> Exercise details: Repeat the data below exactly, dropping any pictures it holds.

> Material provided:
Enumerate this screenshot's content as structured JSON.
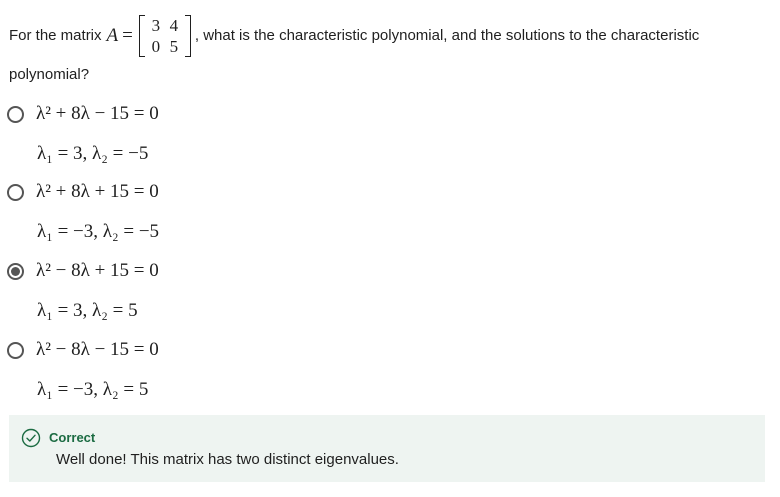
{
  "question": {
    "prefix": "For the matrix",
    "matrix_var": "A",
    "matrix_eq": "=",
    "matrix": [
      "3",
      "4",
      "0",
      "5"
    ],
    "suffix": ", what is the characteristic polynomial, and the solutions to the characteristic",
    "line2": "polynomial?"
  },
  "options": [
    {
      "equation": "λ² + 8λ − 15 = 0",
      "solution": "λ₁ = 3, λ₂ = −5",
      "selected": false
    },
    {
      "equation": "λ² + 8λ + 15 = 0",
      "solution": "λ₁ = −3, λ₂ = −5",
      "selected": false
    },
    {
      "equation": "λ² − 8λ + 15 = 0",
      "solution": "λ₁ = 3, λ₂ = 5",
      "selected": true
    },
    {
      "equation": "λ² − 8λ − 15 = 0",
      "solution": "λ₁ = −3, λ₂ = 5",
      "selected": false
    }
  ],
  "feedback": {
    "title": "Correct",
    "message": "Well done! This matrix has two distinct eigenvalues.",
    "icon": "check-circle-icon",
    "accent_color": "#1b6b42",
    "background_color": "#eef4f1"
  }
}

> Answer for this exercise:
Enumerate this screenshot's content as structured JSON.
{
  "question": {
    "prefix": "For the matrix",
    "matrix_var": "A",
    "matrix_eq": "=",
    "matrix": [
      "3",
      "4",
      "0",
      "5"
    ],
    "suffix": ", what is the characteristic polynomial, and the solutions to the characteristic",
    "line2": "polynomial?"
  },
  "options": [
    {
      "equation": "λ² + 8λ − 15 = 0",
      "solution": "λ₁ = 3, λ₂ = −5",
      "selected": false
    },
    {
      "equation": "λ² + 8λ + 15 = 0",
      "solution": "λ₁ = −3, λ₂ = −5",
      "selected": false
    },
    {
      "equation": "λ² − 8λ + 15 = 0",
      "solution": "λ₁ = 3, λ₂ = 5",
      "selected": true
    },
    {
      "equation": "λ² − 8λ − 15 = 0",
      "solution": "λ₁ = −3, λ₂ = 5",
      "selected": false
    }
  ],
  "feedback": {
    "title": "Correct",
    "message": "Well done! This matrix has two distinct eigenvalues.",
    "icon": "check-circle-icon",
    "accent_color": "#1b6b42",
    "background_color": "#eef4f1"
  }
}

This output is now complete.